(WRITTEN INSTRUCTION):
Your task is to print all of the material verbatim.

(PROVIDED MATERIAL):
◇ ◇ ◇
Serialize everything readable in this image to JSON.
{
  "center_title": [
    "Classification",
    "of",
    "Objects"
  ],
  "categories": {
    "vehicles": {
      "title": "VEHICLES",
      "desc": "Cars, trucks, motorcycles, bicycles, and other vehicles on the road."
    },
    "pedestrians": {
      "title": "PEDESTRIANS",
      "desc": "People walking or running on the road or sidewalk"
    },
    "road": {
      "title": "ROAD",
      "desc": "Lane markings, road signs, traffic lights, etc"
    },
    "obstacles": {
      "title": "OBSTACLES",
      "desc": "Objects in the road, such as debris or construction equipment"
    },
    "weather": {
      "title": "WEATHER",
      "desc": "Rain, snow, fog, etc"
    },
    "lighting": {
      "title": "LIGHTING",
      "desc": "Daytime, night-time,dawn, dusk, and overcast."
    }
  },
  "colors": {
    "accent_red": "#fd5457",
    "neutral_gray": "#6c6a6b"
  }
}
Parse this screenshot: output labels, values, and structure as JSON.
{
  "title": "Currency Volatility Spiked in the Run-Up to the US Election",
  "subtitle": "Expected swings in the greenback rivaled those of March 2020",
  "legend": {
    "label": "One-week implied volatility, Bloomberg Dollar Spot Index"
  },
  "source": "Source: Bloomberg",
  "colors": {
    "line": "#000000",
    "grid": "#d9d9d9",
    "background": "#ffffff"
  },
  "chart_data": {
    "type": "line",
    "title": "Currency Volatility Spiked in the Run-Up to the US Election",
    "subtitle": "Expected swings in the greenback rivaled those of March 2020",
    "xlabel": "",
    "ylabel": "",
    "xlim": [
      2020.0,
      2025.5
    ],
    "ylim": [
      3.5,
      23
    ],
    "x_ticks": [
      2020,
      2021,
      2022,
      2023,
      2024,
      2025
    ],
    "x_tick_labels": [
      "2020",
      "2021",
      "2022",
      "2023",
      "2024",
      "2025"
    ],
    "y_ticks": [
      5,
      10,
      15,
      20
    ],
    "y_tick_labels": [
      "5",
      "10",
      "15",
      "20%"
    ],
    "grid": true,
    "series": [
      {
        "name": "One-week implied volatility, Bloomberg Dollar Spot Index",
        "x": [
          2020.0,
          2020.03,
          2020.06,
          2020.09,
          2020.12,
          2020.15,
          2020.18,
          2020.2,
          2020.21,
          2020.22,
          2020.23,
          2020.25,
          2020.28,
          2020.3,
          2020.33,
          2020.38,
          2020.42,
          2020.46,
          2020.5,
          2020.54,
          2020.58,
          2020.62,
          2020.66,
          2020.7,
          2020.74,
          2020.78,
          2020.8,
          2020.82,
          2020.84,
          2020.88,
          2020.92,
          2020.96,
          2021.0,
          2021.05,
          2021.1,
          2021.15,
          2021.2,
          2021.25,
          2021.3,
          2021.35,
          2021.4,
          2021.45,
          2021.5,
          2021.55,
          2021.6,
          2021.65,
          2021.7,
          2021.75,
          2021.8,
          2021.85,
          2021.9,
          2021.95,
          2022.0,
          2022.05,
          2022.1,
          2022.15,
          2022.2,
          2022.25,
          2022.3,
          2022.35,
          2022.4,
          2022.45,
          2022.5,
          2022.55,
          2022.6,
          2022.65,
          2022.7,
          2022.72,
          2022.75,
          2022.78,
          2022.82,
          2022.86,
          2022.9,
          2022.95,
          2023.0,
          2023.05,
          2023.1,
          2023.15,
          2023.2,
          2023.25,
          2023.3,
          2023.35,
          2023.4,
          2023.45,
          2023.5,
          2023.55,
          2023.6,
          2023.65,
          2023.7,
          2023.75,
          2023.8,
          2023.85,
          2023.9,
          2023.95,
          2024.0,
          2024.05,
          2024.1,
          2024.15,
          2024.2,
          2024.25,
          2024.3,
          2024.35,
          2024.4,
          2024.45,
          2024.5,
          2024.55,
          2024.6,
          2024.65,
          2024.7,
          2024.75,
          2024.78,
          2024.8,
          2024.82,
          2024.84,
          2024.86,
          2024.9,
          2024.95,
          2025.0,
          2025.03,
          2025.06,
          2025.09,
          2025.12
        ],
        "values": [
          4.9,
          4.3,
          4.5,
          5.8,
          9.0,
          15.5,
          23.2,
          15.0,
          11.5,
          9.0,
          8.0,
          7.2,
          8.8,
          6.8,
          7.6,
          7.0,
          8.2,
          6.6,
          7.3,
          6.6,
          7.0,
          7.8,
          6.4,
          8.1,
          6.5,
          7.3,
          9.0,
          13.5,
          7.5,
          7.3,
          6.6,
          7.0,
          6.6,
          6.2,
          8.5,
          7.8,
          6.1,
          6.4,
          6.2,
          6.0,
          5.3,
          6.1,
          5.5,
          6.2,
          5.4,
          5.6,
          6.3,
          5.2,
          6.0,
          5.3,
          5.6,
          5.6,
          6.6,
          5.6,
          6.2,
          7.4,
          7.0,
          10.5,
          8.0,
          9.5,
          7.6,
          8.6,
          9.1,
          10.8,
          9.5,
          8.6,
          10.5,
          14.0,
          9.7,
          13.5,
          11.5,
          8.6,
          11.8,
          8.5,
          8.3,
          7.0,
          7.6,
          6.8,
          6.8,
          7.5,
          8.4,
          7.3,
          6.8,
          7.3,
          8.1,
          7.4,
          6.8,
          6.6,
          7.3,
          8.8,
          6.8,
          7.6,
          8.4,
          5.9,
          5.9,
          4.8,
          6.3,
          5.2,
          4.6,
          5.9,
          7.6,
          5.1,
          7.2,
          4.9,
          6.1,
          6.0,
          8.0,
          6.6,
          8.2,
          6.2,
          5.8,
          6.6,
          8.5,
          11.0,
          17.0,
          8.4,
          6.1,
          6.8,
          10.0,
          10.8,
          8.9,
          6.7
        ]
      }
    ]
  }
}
◇ ◇ ◇
(ANSWER TO THE EXERCISE):
Serialize everything readable in this image to JSON.
{
  "center_title": [
    "Classification",
    "of",
    "Objects"
  ],
  "categories": {
    "vehicles": {
      "title": "VEHICLES",
      "desc": "Cars, trucks, motorcycles, bicycles, and other vehicles on the road."
    },
    "pedestrians": {
      "title": "PEDESTRIANS",
      "desc": "People walking or running on the road or sidewalk"
    },
    "road": {
      "title": "ROAD",
      "desc": "Lane markings, road signs, traffic lights, etc"
    },
    "obstacles": {
      "title": "OBSTACLES",
      "desc": "Objects in the road, such as debris or construction equipment"
    },
    "weather": {
      "title": "WEATHER",
      "desc": "Rain, snow, fog, etc"
    },
    "lighting": {
      "title": "LIGHTING",
      "desc": "Daytime, night-time,dawn, dusk, and overcast."
    }
  },
  "colors": {
    "accent_red": "#fd5457",
    "neutral_gray": "#6c6a6b"
  }
}
Parse this screenshot: output labels, values, and structure as JSON.
{
  "title": "Currency Volatility Spiked in the Run-Up to the US Election",
  "subtitle": "Expected swings in the greenback rivaled those of March 2020",
  "legend": {
    "label": "One-week implied volatility, Bloomberg Dollar Spot Index"
  },
  "source": "Source: Bloomberg",
  "colors": {
    "line": "#000000",
    "grid": "#d9d9d9",
    "background": "#ffffff"
  },
  "chart_data": {
    "type": "line",
    "title": "Currency Volatility Spiked in the Run-Up to the US Election",
    "subtitle": "Expected swings in the greenback rivaled those of March 2020",
    "xlabel": "",
    "ylabel": "",
    "xlim": [
      2020.0,
      2025.5
    ],
    "ylim": [
      3.5,
      23
    ],
    "x_ticks": [
      2020,
      2021,
      2022,
      2023,
      2024,
      2025
    ],
    "x_tick_labels": [
      "2020",
      "2021",
      "2022",
      "2023",
      "2024",
      "2025"
    ],
    "y_ticks": [
      5,
      10,
      15,
      20
    ],
    "y_tick_labels": [
      "5",
      "10",
      "15",
      "20%"
    ],
    "grid": true,
    "series": [
      {
        "name": "One-week implied volatility, Bloomberg Dollar Spot Index",
        "x": [
          2020.0,
          2020.03,
          2020.06,
          2020.09,
          2020.12,
          2020.15,
          2020.18,
          2020.2,
          2020.21,
          2020.22,
          2020.23,
          2020.25,
          2020.28,
          2020.3,
          2020.33,
          2020.38,
          2020.42,
          2020.46,
          2020.5,
          2020.54,
          2020.58,
          2020.62,
          2020.66,
          2020.7,
          2020.74,
          2020.78,
          2020.8,
          2020.82,
          2020.84,
          2020.88,
          2020.92,
          2020.96,
          2021.0,
          2021.05,
          2021.1,
          2021.15,
          2021.2,
          2021.25,
          2021.3,
          2021.35,
          2021.4,
          2021.45,
          2021.5,
          2021.55,
          2021.6,
          2021.65,
          2021.7,
          2021.75,
          2021.8,
          2021.85,
          2021.9,
          2021.95,
          2022.0,
          2022.05,
          2022.1,
          2022.15,
          2022.2,
          2022.25,
          2022.3,
          2022.35,
          2022.4,
          2022.45,
          2022.5,
          2022.55,
          2022.6,
          2022.65,
          2022.7,
          2022.72,
          2022.75,
          2022.78,
          2022.82,
          2022.86,
          2022.9,
          2022.95,
          2023.0,
          2023.05,
          2023.1,
          2023.15,
          2023.2,
          2023.25,
          2023.3,
          2023.35,
          2023.4,
          2023.45,
          2023.5,
          2023.55,
          2023.6,
          2023.65,
          2023.7,
          2023.75,
          2023.8,
          2023.85,
          2023.9,
          2023.95,
          2024.0,
          2024.05,
          2024.1,
          2024.15,
          2024.2,
          2024.25,
          2024.3,
          2024.35,
          2024.4,
          2024.45,
          2024.5,
          2024.55,
          2024.6,
          2024.65,
          2024.7,
          2024.75,
          2024.78,
          2024.8,
          2024.82,
          2024.84,
          2024.86,
          2024.9,
          2024.95,
          2025.0,
          2025.03,
          2025.06,
          2025.09,
          2025.12
        ],
        "values": [
          4.9,
          4.3,
          4.5,
          5.8,
          9.0,
          15.5,
          23.2,
          15.0,
          11.5,
          9.0,
          8.0,
          7.2,
          8.8,
          6.8,
          7.6,
          7.0,
          8.2,
          6.6,
          7.3,
          6.6,
          7.0,
          7.8,
          6.4,
          8.1,
          6.5,
          7.3,
          9.0,
          13.5,
          7.5,
          7.3,
          6.6,
          7.0,
          6.6,
          6.2,
          8.5,
          7.8,
          6.1,
          6.4,
          6.2,
          6.0,
          5.3,
          6.1,
          5.5,
          6.2,
          5.4,
          5.6,
          6.3,
          5.2,
          6.0,
          5.3,
          5.6,
          5.6,
          6.6,
          5.6,
          6.2,
          7.4,
          7.0,
          10.5,
          8.0,
          9.5,
          7.6,
          8.6,
          9.1,
          10.8,
          9.5,
          8.6,
          10.5,
          14.0,
          9.7,
          13.5,
          11.5,
          8.6,
          11.8,
          8.5,
          8.3,
          7.0,
          7.6,
          6.8,
          6.8,
          7.5,
          8.4,
          7.3,
          6.8,
          7.3,
          8.1,
          7.4,
          6.8,
          6.6,
          7.3,
          8.8,
          6.8,
          7.6,
          8.4,
          5.9,
          5.9,
          4.8,
          6.3,
          5.2,
          4.6,
          5.9,
          7.6,
          5.1,
          7.2,
          4.9,
          6.1,
          6.0,
          8.0,
          6.6,
          8.2,
          6.2,
          5.8,
          6.6,
          8.5,
          11.0,
          17.0,
          8.4,
          6.1,
          6.8,
          10.0,
          10.8,
          8.9,
          6.7
        ]
      }
    ]
  }
}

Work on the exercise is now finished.